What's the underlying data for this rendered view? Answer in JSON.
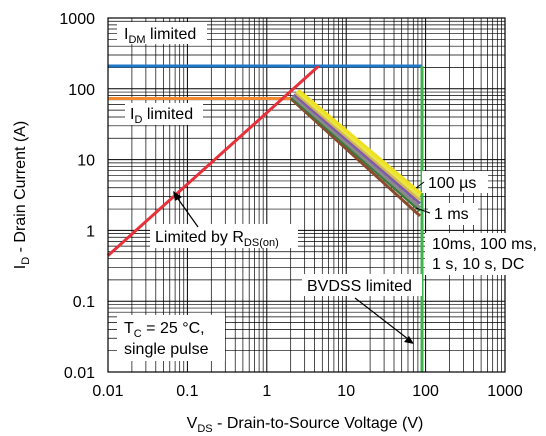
{
  "chart_data": {
    "type": "line",
    "title": "",
    "xlabel": {
      "main": "V",
      "sub": "DS",
      "rest": " - Drain-to-Source Voltage (V)"
    },
    "ylabel": {
      "main": "I",
      "sub": "D",
      "rest": " - Drain Current (A)"
    },
    "xscale": "log",
    "yscale": "log",
    "xlim": [
      0.01,
      1000
    ],
    "ylim": [
      0.01,
      1000
    ],
    "grid": true,
    "xticks": [
      {
        "value": 0.01,
        "label": "0.01"
      },
      {
        "value": 0.1,
        "label": "0.1"
      },
      {
        "value": 1,
        "label": "1"
      },
      {
        "value": 10,
        "label": "10"
      },
      {
        "value": 100,
        "label": "100"
      },
      {
        "value": 1000,
        "label": "1000"
      }
    ],
    "yticks": [
      {
        "value": 0.01,
        "label": "0.01"
      },
      {
        "value": 0.1,
        "label": "0.1"
      },
      {
        "value": 1,
        "label": "1"
      },
      {
        "value": 10,
        "label": "10"
      },
      {
        "value": 100,
        "label": "100"
      },
      {
        "value": 1000,
        "label": "1000"
      }
    ],
    "series": [
      {
        "key": "idm",
        "color": "#1f77c8",
        "points": [
          [
            0.01,
            210
          ],
          [
            90,
            210
          ]
        ]
      },
      {
        "key": "id",
        "color": "#f28b30",
        "points": [
          [
            0.01,
            73
          ],
          [
            2,
            73
          ]
        ]
      },
      {
        "key": "rds",
        "color": "#e8303a",
        "points": [
          [
            0.01,
            0.44
          ],
          [
            4.5,
            210
          ]
        ]
      },
      {
        "key": "bvdss",
        "color": "#3ab54a",
        "points": [
          [
            90,
            0.01
          ],
          [
            90,
            210
          ]
        ]
      },
      {
        "key": "dc",
        "color": "#8b4a2b",
        "points": [
          [
            2,
            73
          ],
          [
            85,
            1.6
          ]
        ]
      },
      {
        "key": "t10s",
        "color": "#3a7a3a",
        "points": [
          [
            2.05,
            76
          ],
          [
            85,
            1.9
          ]
        ]
      },
      {
        "key": "t1s",
        "color": "#8a8a8a",
        "points": [
          [
            2.1,
            79
          ],
          [
            85,
            2.1
          ]
        ]
      },
      {
        "key": "t100ms",
        "color": "#7e5aa8",
        "points": [
          [
            2.2,
            84
          ],
          [
            85,
            2.4
          ]
        ]
      },
      {
        "key": "t10ms",
        "color": "#d4b65a",
        "points": [
          [
            2.3,
            88
          ],
          [
            85,
            2.7
          ]
        ]
      },
      {
        "key": "t1ms",
        "color": "#e8e840",
        "points": [
          [
            2.4,
            92
          ],
          [
            85,
            3.0
          ]
        ]
      },
      {
        "key": "t100us",
        "color": "#f0e020",
        "points": [
          [
            2.5,
            96
          ],
          [
            88,
            3.3
          ]
        ]
      }
    ],
    "annotations": {
      "idm_limited": {
        "main": "I",
        "sub": "DM",
        "rest": " limited"
      },
      "id_limited": {
        "main": "I",
        "sub": "D",
        "rest": " limited"
      },
      "rds_limited": {
        "main": "Limited by R",
        "sub": "DS(on)",
        "rest": ""
      },
      "t100us": "100 µs",
      "t1ms": "1 ms",
      "dc_line1": "10ms, 100 ms,",
      "dc_line2": "1 s, 10 s, DC",
      "bvdss": "BVDSS limited",
      "tc_main": "T",
      "tc_sub": "C",
      "tc_rest": " = 25 °C,",
      "single_pulse": "single pulse"
    }
  }
}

============

Short problem ->
Look through the data and show every line containing "Drain".

Output for this exercise ->
      "rest": " - Drain-to-Source Voltage (V)"
      "rest": " - Drain Current (A)"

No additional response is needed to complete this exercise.